CONSIGNE: D'après l'extrait sur Joe Hill et les IWW, en quelle année Joe Hill a-t-il émigré aux États-Unis ?

*** EXTRAIT DU DOCUMENT

Article mis en ligne le 8 juillet 2012
dernière modification le 1er juillet 2012

Aux États-Unis, la chanson engagée devient militante avec les IWW — syndicat révolutionnaire créé en 1905 — et avec Joe Hill. Les IWW sont des pionniers dans bien des domaines, qu’il s’agisse des pratiques dans les grèves, de droits des femmes, de lutte contre le racisme, de la misère… Et ils les chantent car les chansons, les bouquins et les spectacles font partie du combat contre l’exploitation, pour éveiller les consciences. [1]

Ces chansons vont influencer la tradition états-unienne du "protest song", dont des auteurs compositeurs interprètes comme Woody Guthrie, Pete Seeger et Bob Dylan.

Joe Hill naît en Suède en 1879 et émigre aux États-Unis en 1902. Pendant huit ans, il travaille dans plusieurs régions du pays et rejoint les IWW vers 1910. Il écrit des chansons qui sont une part importante des activités militantes pour les liens culturels qu’elles génèrent. En détournant des chansons populaires, en substituant aux paroles originales des textes qui décrivent les conditions de vie et de travail, les IWW créent des repères de solidarité.

En 1908, les IWW publient le « petit livre rouge » de chansons et, en 1911, Joe Hill contribue à sa troisième édition avec The Preacher and the Slave :

« Les prêtres sortent toutes les nuits,

Pour vous dire ce qui est bien et ce qui est mal.

Mais quand on leur demande de quoi manger,

Ils répondent d’une voix douce :

Vous mangerez tout votre soul,

Dans ce pays glorieux, au-delà du ciel.

Alors travaillez et priez. Vivez dans le droit chemin

Et vous aurez du gâteau au paradis… Quand vous mourrez. »

C’est de ce texte que vient l’image fameuse de The Pie in the Sky (le gâteau qui attend les déshérités au paradis). Cette image a été reprise, en 1972, par Jimmy Cliff dans The Harder They Come, chanson emblématique de la musique reggae.

******
*** DONNÉES FOURNIES

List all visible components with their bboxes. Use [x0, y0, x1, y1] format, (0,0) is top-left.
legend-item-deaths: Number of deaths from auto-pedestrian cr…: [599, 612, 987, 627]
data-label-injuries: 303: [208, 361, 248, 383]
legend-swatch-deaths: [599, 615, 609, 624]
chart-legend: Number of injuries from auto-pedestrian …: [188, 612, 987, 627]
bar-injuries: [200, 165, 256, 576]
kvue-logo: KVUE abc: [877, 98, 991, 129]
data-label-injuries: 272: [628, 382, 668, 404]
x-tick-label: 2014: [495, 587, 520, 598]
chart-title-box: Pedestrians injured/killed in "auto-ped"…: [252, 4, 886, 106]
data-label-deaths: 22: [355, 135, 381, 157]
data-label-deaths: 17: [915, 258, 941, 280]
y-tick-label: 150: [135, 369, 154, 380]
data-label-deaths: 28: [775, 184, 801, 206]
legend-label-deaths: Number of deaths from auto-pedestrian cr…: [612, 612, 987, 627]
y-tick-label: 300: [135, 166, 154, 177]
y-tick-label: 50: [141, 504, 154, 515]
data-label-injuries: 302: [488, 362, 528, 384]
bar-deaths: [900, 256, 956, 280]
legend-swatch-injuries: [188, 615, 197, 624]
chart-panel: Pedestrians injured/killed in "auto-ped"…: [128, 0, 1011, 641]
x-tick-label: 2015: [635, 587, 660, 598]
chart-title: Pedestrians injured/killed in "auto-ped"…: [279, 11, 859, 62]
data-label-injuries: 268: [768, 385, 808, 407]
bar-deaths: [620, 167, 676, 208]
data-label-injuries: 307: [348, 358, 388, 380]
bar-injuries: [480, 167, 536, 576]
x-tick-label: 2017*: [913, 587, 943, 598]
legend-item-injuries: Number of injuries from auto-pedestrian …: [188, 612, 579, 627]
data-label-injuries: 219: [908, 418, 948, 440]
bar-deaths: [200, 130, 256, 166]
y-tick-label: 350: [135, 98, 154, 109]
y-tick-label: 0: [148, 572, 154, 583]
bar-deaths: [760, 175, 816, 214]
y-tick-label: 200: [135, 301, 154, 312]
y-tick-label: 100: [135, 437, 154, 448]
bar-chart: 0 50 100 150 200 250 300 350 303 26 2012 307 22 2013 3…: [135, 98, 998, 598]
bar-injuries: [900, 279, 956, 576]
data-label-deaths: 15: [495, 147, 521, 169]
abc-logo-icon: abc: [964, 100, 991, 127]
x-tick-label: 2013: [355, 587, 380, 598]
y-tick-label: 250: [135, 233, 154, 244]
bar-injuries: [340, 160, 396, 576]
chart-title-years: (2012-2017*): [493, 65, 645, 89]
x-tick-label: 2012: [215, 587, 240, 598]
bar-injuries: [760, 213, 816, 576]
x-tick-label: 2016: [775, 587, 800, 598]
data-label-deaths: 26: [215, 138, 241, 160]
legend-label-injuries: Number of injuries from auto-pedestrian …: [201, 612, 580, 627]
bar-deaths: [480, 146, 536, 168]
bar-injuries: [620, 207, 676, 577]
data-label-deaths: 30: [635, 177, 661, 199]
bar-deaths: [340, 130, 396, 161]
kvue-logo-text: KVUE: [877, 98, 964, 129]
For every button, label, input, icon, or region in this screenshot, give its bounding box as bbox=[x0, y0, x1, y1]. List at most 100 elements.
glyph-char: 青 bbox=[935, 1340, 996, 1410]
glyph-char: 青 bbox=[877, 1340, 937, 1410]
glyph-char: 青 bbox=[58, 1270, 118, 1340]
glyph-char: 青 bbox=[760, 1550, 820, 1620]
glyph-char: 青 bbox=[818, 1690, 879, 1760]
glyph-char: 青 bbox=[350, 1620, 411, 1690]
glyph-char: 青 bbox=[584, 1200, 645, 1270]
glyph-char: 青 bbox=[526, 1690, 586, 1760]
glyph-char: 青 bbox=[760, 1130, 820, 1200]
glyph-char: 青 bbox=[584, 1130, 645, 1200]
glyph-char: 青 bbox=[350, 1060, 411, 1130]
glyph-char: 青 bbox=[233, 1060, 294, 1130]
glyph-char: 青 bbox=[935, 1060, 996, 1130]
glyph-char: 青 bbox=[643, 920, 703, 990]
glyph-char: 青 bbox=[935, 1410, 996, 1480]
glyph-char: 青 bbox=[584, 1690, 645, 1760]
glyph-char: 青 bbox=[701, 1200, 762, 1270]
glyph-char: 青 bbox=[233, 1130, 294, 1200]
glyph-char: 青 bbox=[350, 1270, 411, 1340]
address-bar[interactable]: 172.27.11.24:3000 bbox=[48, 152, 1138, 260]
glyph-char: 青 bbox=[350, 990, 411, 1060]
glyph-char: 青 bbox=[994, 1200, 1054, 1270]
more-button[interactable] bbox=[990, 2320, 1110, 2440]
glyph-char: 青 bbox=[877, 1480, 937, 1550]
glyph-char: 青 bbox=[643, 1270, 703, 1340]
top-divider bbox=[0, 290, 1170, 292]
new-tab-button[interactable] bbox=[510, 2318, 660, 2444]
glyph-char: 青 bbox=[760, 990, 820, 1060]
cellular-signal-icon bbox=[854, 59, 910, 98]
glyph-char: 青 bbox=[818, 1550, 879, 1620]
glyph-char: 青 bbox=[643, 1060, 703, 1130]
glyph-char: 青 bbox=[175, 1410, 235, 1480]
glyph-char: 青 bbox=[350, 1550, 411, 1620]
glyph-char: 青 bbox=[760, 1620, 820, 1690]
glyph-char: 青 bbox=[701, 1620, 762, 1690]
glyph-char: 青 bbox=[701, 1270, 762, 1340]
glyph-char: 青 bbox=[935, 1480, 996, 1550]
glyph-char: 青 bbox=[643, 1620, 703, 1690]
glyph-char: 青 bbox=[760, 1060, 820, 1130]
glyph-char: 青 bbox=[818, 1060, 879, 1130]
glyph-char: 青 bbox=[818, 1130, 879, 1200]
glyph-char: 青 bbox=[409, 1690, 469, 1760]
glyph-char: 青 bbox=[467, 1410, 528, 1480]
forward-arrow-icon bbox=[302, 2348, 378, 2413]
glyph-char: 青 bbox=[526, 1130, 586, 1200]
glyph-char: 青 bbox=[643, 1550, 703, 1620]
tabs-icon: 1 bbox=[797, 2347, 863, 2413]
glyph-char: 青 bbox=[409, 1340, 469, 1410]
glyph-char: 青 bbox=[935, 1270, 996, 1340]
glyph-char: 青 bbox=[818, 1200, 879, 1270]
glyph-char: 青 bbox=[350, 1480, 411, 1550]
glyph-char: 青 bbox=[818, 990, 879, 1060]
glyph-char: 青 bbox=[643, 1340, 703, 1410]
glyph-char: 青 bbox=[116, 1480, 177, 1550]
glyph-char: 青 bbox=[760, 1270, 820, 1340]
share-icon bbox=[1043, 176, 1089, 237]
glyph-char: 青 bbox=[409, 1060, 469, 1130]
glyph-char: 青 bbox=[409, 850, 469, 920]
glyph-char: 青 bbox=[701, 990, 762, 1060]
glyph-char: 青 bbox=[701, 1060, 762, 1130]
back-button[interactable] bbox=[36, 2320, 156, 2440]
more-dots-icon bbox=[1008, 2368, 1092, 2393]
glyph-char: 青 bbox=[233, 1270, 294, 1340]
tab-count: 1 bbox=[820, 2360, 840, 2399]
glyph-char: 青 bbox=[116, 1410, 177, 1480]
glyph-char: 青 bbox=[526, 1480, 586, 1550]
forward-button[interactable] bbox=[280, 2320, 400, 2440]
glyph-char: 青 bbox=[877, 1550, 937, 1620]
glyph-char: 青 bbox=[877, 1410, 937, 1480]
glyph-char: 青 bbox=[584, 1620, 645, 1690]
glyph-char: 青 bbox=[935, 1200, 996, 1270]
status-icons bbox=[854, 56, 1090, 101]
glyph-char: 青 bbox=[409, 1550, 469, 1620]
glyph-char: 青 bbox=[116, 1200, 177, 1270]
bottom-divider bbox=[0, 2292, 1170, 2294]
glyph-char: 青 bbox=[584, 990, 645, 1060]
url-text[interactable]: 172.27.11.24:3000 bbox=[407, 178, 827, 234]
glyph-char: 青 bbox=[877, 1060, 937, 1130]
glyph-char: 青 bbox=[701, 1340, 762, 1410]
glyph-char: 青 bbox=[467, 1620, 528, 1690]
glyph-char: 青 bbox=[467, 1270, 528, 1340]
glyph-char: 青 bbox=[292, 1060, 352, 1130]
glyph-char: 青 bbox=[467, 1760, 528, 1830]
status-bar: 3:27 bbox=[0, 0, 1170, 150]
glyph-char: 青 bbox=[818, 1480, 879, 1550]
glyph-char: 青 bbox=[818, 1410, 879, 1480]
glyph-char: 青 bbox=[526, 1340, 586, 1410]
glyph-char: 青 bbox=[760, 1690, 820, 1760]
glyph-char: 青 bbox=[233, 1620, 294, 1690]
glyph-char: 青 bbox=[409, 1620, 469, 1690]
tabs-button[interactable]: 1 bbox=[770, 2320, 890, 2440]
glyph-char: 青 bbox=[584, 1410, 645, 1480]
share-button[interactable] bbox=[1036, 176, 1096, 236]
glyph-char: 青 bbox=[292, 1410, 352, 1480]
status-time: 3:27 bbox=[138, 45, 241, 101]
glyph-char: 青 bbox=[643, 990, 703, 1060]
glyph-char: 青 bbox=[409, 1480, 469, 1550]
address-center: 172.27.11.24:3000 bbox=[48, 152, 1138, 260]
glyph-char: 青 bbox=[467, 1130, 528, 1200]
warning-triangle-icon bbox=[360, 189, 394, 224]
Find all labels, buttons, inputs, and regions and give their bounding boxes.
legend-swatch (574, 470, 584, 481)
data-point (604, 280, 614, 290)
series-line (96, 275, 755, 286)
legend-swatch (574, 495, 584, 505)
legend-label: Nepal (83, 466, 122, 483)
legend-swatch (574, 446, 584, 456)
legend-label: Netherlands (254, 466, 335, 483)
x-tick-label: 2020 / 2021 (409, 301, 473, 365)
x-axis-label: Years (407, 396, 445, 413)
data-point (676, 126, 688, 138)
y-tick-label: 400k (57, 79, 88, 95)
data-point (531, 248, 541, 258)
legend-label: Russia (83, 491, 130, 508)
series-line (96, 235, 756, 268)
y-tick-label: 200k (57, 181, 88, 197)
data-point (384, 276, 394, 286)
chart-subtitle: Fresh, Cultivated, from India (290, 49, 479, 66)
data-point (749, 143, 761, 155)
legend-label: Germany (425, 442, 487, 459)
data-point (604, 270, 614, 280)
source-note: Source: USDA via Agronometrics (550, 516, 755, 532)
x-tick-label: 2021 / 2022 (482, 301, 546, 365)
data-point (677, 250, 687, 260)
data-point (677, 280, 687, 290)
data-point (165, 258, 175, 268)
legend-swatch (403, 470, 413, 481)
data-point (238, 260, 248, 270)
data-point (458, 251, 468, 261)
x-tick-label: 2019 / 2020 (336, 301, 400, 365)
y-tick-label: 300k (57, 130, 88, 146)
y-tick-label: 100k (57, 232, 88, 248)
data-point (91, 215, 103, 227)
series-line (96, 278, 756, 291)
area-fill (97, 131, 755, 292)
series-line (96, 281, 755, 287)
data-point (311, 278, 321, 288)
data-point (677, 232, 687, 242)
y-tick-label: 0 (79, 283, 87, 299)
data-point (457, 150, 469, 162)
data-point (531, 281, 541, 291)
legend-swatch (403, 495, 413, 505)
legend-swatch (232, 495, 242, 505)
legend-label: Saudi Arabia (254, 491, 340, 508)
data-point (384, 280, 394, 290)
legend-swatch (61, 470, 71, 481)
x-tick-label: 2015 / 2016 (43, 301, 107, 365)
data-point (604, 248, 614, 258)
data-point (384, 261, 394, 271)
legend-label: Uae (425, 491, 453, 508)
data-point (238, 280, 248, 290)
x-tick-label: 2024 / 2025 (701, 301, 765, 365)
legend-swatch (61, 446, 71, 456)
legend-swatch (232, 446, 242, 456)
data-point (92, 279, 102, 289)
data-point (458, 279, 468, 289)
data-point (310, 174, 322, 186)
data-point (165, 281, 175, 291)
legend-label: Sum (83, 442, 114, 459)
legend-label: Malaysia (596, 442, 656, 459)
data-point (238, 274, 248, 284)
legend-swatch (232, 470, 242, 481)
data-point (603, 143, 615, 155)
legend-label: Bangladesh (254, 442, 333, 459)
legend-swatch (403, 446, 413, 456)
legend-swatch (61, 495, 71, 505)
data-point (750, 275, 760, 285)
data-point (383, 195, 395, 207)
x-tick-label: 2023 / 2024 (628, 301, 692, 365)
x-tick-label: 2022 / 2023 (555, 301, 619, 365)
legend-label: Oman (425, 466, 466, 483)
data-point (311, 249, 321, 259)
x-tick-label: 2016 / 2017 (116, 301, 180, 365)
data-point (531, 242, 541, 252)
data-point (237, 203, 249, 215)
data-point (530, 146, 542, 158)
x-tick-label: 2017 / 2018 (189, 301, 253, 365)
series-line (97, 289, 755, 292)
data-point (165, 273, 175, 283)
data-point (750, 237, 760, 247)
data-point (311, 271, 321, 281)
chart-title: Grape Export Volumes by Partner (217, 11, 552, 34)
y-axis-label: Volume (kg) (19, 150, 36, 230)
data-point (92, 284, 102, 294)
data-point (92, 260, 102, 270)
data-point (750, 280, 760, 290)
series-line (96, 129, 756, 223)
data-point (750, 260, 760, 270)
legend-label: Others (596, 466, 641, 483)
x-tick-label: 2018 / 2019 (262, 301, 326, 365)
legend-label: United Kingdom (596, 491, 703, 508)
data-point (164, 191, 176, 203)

******

SOLUTION: En 1902.